* [Aim] From the listing below, select every line where the word "като" appears.

(Dataset entries)
----------
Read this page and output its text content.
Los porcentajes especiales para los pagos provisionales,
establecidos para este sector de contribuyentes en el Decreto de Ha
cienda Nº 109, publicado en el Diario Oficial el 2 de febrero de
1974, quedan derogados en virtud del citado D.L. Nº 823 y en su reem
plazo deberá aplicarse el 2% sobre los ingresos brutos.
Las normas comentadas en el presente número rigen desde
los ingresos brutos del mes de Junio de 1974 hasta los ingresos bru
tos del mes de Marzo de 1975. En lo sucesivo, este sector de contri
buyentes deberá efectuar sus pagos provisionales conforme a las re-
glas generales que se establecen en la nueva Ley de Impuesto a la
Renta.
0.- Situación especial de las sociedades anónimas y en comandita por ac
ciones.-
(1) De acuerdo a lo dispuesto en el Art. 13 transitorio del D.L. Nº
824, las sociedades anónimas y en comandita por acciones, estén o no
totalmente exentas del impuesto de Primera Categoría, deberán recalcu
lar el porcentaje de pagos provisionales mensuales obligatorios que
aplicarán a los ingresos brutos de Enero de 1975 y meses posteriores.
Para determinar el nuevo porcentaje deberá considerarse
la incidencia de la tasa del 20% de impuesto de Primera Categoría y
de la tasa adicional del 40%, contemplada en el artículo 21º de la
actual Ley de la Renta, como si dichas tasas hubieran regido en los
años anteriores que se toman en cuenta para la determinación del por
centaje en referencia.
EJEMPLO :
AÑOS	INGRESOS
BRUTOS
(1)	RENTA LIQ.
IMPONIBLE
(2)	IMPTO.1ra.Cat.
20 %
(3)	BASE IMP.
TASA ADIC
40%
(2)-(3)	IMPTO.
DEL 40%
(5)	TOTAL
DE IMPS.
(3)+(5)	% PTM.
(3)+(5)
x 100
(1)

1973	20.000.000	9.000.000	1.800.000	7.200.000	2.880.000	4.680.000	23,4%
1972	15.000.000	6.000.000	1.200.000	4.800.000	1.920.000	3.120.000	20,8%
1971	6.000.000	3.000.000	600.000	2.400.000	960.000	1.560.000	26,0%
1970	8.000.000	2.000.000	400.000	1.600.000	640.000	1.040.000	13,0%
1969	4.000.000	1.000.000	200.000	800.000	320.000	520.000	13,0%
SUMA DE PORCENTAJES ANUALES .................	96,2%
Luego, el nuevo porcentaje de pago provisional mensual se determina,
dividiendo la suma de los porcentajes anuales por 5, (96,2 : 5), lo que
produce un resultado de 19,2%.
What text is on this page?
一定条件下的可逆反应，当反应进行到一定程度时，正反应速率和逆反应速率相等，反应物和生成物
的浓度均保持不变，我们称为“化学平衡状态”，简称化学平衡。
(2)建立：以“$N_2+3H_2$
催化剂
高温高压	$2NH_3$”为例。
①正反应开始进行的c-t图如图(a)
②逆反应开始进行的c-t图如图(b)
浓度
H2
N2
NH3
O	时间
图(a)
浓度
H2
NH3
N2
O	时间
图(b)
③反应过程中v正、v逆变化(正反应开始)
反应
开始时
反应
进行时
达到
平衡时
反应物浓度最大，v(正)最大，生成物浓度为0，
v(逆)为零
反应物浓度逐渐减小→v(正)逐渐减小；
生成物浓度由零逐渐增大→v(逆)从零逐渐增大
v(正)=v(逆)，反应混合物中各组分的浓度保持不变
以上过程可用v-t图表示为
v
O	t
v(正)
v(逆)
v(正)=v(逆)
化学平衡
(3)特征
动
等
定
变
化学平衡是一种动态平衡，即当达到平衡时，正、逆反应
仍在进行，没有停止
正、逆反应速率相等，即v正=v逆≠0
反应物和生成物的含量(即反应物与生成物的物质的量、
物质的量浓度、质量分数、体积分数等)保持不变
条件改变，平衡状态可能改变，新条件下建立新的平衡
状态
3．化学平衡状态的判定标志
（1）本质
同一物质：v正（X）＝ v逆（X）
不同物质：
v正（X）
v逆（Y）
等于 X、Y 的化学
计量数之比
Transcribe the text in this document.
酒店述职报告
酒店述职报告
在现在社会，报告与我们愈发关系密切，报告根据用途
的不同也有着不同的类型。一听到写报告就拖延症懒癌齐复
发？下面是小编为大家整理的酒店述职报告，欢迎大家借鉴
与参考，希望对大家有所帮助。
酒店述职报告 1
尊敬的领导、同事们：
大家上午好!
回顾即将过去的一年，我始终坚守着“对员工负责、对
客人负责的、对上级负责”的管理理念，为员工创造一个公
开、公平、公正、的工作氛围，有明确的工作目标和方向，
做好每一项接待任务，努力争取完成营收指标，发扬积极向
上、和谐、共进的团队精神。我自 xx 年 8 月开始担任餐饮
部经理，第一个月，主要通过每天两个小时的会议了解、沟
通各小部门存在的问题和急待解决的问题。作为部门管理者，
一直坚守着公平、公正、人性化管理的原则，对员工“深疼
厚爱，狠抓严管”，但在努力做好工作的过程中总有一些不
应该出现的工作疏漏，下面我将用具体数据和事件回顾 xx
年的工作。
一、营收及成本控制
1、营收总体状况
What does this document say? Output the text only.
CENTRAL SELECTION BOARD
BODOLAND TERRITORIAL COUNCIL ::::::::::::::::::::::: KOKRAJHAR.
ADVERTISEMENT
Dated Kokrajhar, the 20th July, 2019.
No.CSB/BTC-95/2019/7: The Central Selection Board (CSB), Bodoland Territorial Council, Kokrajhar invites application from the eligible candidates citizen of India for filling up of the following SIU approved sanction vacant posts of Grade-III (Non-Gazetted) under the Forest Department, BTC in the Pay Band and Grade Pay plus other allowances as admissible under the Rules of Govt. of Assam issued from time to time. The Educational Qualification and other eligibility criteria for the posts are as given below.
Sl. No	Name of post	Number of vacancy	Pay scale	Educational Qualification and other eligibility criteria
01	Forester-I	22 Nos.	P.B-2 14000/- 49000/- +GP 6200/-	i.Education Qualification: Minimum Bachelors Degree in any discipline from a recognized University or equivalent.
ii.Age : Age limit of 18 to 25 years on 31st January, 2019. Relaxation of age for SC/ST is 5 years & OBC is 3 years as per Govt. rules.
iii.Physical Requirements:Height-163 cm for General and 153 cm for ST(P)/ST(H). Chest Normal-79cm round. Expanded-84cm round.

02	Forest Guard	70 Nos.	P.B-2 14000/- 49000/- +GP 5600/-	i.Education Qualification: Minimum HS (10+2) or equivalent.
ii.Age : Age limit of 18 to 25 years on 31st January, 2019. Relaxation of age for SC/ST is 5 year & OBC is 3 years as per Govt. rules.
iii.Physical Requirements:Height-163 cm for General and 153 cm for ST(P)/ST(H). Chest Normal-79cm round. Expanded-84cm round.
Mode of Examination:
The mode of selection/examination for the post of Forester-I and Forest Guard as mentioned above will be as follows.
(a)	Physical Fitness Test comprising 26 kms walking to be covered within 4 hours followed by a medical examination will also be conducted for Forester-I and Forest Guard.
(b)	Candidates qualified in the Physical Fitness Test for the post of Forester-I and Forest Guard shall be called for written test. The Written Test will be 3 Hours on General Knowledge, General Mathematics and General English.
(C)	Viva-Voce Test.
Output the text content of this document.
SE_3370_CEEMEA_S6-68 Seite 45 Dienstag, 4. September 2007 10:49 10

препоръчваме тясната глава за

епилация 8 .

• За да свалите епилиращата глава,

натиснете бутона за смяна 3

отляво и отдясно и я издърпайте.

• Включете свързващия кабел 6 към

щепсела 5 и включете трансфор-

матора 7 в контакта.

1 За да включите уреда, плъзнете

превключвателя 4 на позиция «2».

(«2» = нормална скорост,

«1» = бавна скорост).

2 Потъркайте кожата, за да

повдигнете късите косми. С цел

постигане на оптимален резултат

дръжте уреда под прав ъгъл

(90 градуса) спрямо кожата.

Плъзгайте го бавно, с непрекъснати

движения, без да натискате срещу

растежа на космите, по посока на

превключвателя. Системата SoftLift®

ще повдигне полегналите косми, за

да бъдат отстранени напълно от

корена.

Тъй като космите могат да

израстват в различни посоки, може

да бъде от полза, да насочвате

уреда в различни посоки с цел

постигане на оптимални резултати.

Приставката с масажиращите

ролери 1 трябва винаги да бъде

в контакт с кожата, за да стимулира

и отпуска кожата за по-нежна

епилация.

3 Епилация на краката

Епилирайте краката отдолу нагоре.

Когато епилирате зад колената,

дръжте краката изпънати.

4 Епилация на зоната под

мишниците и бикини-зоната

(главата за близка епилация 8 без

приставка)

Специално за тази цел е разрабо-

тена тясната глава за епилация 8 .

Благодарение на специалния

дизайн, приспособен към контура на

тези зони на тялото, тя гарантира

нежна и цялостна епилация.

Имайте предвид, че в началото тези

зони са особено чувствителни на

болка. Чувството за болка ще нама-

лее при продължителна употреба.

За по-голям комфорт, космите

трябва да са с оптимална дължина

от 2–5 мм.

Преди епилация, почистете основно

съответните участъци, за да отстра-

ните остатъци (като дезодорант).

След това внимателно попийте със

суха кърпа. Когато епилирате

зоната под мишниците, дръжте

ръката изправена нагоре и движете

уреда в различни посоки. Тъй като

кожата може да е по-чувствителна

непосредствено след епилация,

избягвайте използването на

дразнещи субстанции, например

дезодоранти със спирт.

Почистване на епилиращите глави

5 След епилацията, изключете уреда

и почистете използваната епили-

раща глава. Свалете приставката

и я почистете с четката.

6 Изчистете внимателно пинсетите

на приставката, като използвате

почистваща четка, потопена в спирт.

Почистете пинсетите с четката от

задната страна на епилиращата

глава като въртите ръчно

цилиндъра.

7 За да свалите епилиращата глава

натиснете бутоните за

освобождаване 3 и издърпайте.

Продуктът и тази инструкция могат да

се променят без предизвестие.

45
----------
* [Problem solution]
Тъй като космите могат да
ните остатъци (като дезодорант).
уреда в различни посоки. Тъй като
на приставката, като използвате
глава като въртите ръчно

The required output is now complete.